(Stored records)

※

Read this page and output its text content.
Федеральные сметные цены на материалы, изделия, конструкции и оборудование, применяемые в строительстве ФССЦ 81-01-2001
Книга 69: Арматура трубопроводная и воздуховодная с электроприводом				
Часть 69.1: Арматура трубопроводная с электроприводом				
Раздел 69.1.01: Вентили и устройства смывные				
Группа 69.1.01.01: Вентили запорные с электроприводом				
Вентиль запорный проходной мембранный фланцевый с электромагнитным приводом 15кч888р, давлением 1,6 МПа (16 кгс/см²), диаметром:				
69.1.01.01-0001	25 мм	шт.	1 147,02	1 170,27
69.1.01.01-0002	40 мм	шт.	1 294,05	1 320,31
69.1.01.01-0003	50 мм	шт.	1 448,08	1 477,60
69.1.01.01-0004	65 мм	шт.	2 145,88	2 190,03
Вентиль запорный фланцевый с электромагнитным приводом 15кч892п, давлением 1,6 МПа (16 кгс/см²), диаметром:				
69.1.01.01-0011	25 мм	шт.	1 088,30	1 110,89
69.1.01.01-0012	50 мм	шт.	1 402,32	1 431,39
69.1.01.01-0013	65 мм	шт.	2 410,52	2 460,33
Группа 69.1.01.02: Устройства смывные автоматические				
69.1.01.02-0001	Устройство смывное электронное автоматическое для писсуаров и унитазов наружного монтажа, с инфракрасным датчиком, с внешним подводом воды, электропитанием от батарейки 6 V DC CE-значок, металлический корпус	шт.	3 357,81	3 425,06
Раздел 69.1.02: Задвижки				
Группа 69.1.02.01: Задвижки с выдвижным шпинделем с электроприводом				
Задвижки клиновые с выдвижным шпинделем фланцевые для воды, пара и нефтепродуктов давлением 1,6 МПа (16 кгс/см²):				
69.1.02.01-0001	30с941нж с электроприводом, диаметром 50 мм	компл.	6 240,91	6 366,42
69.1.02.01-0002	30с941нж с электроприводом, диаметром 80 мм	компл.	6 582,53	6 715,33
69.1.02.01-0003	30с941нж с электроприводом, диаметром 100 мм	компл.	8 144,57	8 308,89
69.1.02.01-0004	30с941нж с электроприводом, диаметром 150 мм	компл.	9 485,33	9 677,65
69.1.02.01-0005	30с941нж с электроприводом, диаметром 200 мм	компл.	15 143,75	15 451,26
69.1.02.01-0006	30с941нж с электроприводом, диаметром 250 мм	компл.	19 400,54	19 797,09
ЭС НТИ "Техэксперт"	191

※

**TASK DIRECTIONS**
Go through the material above and count the lines that contain "Раздел"; give that number alone.

**WRITTEN SOLUTION**
2